((

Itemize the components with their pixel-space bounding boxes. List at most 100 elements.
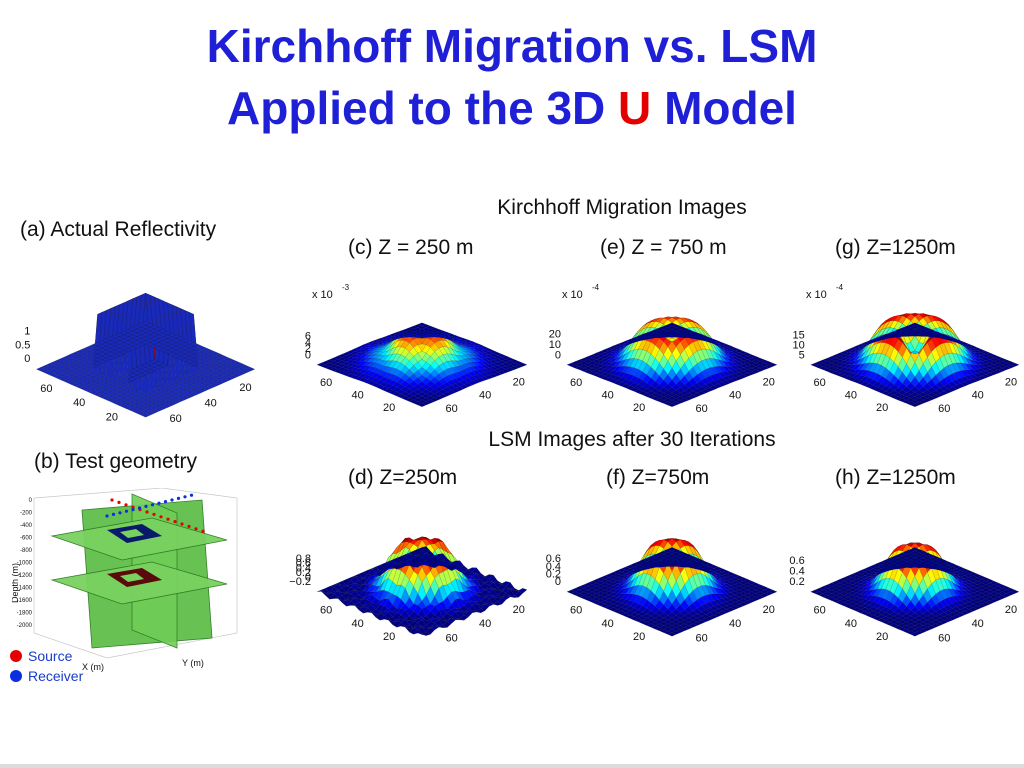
z-tick-label: 15 (792, 330, 804, 342)
caption-actual-reflectivity: (a) Actual Reflectivity (20, 218, 217, 241)
z-tick-label: 0 (24, 353, 30, 365)
source-point (166, 517, 170, 521)
legend-receiver: Receiver (10, 668, 83, 684)
z-tick-label: 0 (305, 350, 311, 362)
y-tick-label: 20 (1005, 604, 1017, 616)
y-tick-label: 40 (204, 398, 216, 410)
plot-lsm-z750: 0.60.40.20 60 40 20 20 40 60 (546, 538, 778, 644)
receiver-point (118, 511, 122, 515)
y-tick-label: 20 (763, 376, 775, 388)
x-tick-label: 40 (351, 618, 363, 630)
z-tick-label: 20 (549, 329, 561, 341)
panel-label-e: (e) Z = 750 m (600, 236, 727, 259)
x-tick-label: 60 (813, 377, 825, 389)
caption-test-geometry: (b) Test geometry (34, 450, 198, 473)
z-tick-label: 0.4 (789, 566, 804, 578)
depth-tick-label: -600 (20, 536, 33, 542)
y-tick-label: 20 (1005, 376, 1017, 388)
y-tick-label: 60 (695, 403, 707, 415)
z-tick-label: 1 (24, 326, 30, 338)
z-tick-label: 0 (305, 572, 311, 584)
scale-exponent-label: -4 (592, 283, 600, 292)
source-point (110, 498, 114, 502)
y-tick-label: 60 (695, 632, 707, 644)
z-tick-label: 0.6 (789, 555, 804, 567)
caption-lsm-heading: LSM Images after 30 Iterations (488, 428, 776, 451)
receiver-point (111, 512, 116, 516)
x-tick-label: 40 (601, 390, 613, 402)
z-tick-label: 5 (799, 350, 805, 362)
panel-label-f: (f) Z=750m (606, 466, 710, 489)
source-marker-icon (10, 650, 22, 662)
y-tick-label: 20 (239, 382, 251, 394)
plot-lsm-z1250: 0.60.40.2 60 40 20 20 40 60 (789, 542, 1020, 644)
receiver-point (144, 504, 148, 508)
slide-title-line1: Kirchhoff Migration vs. LSM (206, 20, 818, 72)
depth-tick-label: -800 (20, 548, 33, 554)
y-tick-label: 40 (972, 390, 984, 402)
source-point (180, 522, 184, 526)
source-point (159, 515, 163, 519)
y-tick-label: 40 (729, 390, 741, 402)
z-tick-label: −0.2 (289, 576, 311, 588)
receiver-point (170, 498, 174, 502)
z-tick-label: 0.2 (789, 576, 804, 588)
x-tick-label: 60 (320, 605, 332, 617)
x-tick-label: 60 (570, 377, 582, 389)
geometry-y-label: Y (m) (182, 658, 204, 668)
legend-source-label: Source (28, 648, 73, 664)
receiver-point (176, 496, 181, 500)
y-tick-label: 60 (938, 632, 950, 644)
z-tick-label: 2 (305, 343, 311, 355)
y-tick-label: 40 (479, 618, 491, 630)
geometry-x-label: X (m) (82, 662, 104, 672)
z-tick-label: 0 (555, 576, 561, 588)
depth-tick-label: -400 (20, 523, 33, 529)
x-tick-label: 20 (633, 631, 645, 643)
panel-label-d: (d) Z=250m (348, 466, 458, 489)
x-tick-label: 60 (320, 377, 332, 389)
z-tick-label: 0.6 (546, 553, 561, 565)
z-tick-label: 0.4 (296, 562, 311, 574)
scale-factor-label: x 10 (806, 289, 827, 301)
y-tick-label: 40 (972, 618, 984, 630)
receiver-point (157, 501, 161, 505)
x-tick-label: 60 (570, 605, 582, 617)
z-tick-label: 0 (555, 350, 561, 362)
test-geometry-figure: Depth (m) 0 -200 -400 -600 -800 -1000 -1200 -14… (12, 488, 242, 673)
y-tick-label: 60 (169, 413, 181, 425)
slide-title-line2: Applied to the 3D U Model (0, 80, 1024, 136)
x-tick-label: 20 (633, 402, 645, 414)
source-point (124, 503, 128, 507)
y-tick-label: 20 (763, 604, 775, 616)
x-tick-label: 40 (845, 618, 857, 630)
depth-tick-label: 0 (29, 498, 33, 504)
x-tick-label: 20 (383, 631, 395, 643)
panel-label-g: (g) Z=1250m (835, 236, 956, 259)
scale-factor-label: x 10 (312, 289, 333, 301)
source-point (152, 512, 156, 516)
receiver-point (163, 500, 168, 504)
z-tick-label: 0.8 (296, 553, 311, 565)
z-tick-label: 0.6 (296, 558, 311, 570)
receiver-point (189, 493, 194, 497)
z-tick-label: 10 (549, 339, 561, 351)
scale-exponent-label: -4 (836, 283, 844, 292)
z-tick-label: 6 (305, 331, 311, 343)
x-tick-label: 60 (40, 383, 52, 395)
depth-tick-label: -1400 (17, 586, 33, 592)
receiver-marker-icon (10, 670, 22, 682)
depth-tick-label: -2000 (17, 623, 33, 629)
legend-receiver-label: Receiver (28, 668, 84, 684)
scale-exponent-label: -3 (342, 283, 350, 292)
legend-source: Source (10, 648, 72, 664)
caption-kirchhoff-heading: Kirchhoff Migration Images (497, 196, 747, 219)
receiver-point (105, 514, 109, 518)
source-point (145, 510, 149, 514)
source-point (131, 505, 135, 509)
receiver-point (150, 503, 155, 507)
scale-factor-label: x 10 (562, 289, 583, 301)
z-tick-label: 0.5 (15, 339, 30, 351)
y-tick-label: 60 (445, 403, 457, 415)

))

* Exercise description: Render the records as a numbered list, starting at the line that contains "z-tick-label: 15 (792, 330, 804, 342)" and ending with the line that contains "receiver-point (118, 511, 122, 515)". Omit any blank lines.

* Answer to the problem:
1. z-tick-label: 15 (792, 330, 804, 342)
2. caption-actual-reflectivity: (a) Actual Reflectivity (20, 218, 217, 241)
3. z-tick-label: 0 (24, 353, 30, 365)
4. source-point (166, 517, 170, 521)
5. legend-receiver: Receiver (10, 668, 83, 684)
6. z-tick-label: 0 (305, 350, 311, 362)
7. y-tick-label: 20 (1005, 604, 1017, 616)
8. y-tick-label: 40 (204, 398, 216, 410)
9. plot-lsm-z750: 0.60.40.20 60 40 20 20 40 60 (546, 538, 778, 644)
10. receiver-point (118, 511, 122, 515)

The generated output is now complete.